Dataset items
====================

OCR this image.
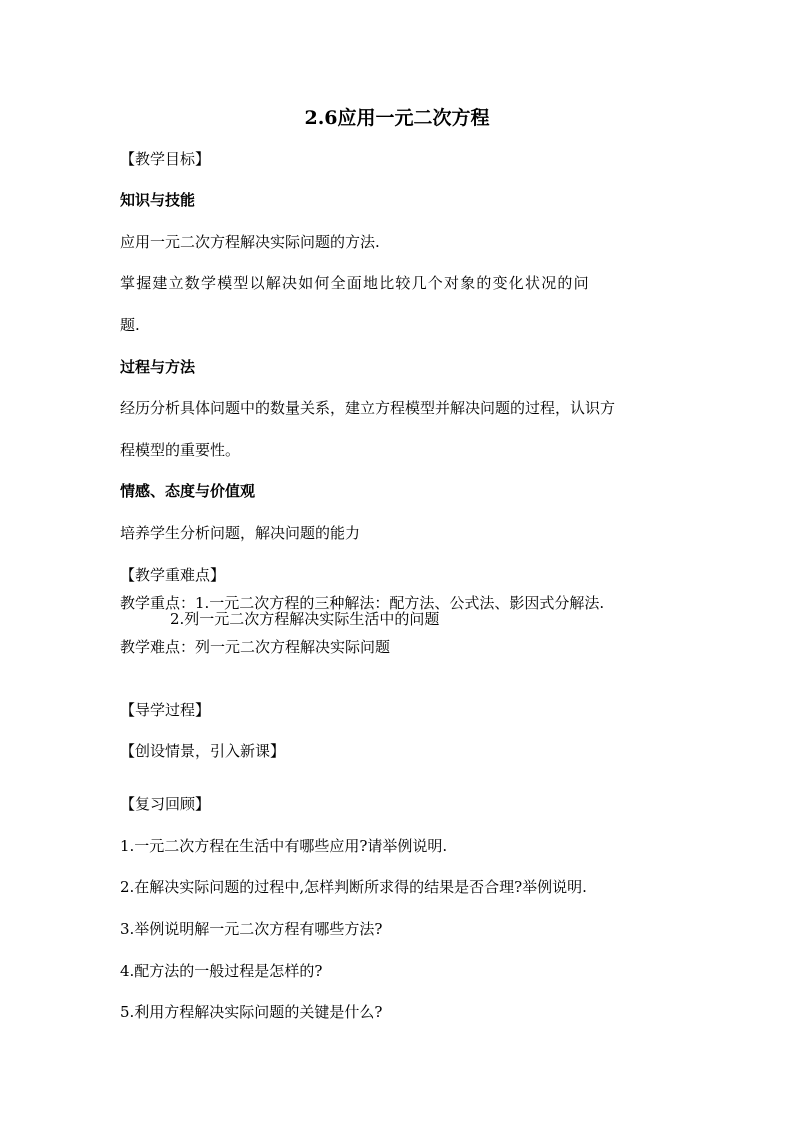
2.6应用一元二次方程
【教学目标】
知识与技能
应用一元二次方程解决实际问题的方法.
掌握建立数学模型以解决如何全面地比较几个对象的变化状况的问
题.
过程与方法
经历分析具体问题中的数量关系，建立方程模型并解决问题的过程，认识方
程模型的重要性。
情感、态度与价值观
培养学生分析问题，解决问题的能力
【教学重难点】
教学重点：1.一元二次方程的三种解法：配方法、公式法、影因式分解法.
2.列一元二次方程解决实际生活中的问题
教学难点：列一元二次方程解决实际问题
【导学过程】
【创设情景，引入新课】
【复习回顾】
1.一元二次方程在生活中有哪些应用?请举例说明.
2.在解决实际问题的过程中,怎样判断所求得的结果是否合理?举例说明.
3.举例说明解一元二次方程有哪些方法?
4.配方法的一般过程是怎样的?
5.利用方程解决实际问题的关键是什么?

====================

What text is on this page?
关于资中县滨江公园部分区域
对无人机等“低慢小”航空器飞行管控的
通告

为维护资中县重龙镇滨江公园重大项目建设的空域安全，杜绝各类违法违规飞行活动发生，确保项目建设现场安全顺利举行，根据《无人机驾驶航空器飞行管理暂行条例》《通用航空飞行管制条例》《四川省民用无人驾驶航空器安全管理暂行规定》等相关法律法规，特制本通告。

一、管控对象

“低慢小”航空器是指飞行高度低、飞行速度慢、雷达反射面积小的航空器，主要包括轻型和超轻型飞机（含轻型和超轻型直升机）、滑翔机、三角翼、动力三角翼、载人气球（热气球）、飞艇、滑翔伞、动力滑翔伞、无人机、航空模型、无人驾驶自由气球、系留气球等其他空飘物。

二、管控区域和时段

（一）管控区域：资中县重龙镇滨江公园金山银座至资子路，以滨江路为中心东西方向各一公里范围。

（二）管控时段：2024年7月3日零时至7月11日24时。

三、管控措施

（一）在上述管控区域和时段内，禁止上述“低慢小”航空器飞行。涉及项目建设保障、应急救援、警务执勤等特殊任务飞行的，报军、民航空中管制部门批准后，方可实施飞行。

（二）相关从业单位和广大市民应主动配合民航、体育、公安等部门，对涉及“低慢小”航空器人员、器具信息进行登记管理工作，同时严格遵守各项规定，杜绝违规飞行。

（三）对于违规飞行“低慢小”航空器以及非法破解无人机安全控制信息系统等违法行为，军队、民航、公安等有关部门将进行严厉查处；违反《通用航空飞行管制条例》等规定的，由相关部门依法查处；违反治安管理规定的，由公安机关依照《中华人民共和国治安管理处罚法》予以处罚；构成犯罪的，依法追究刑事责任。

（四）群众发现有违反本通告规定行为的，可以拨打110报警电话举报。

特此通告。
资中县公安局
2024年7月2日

====================

The exercise - Only lines holding the string "this" are wanted; gather each one from the entries above.

Final result -
OCR this image.
What text is on this page?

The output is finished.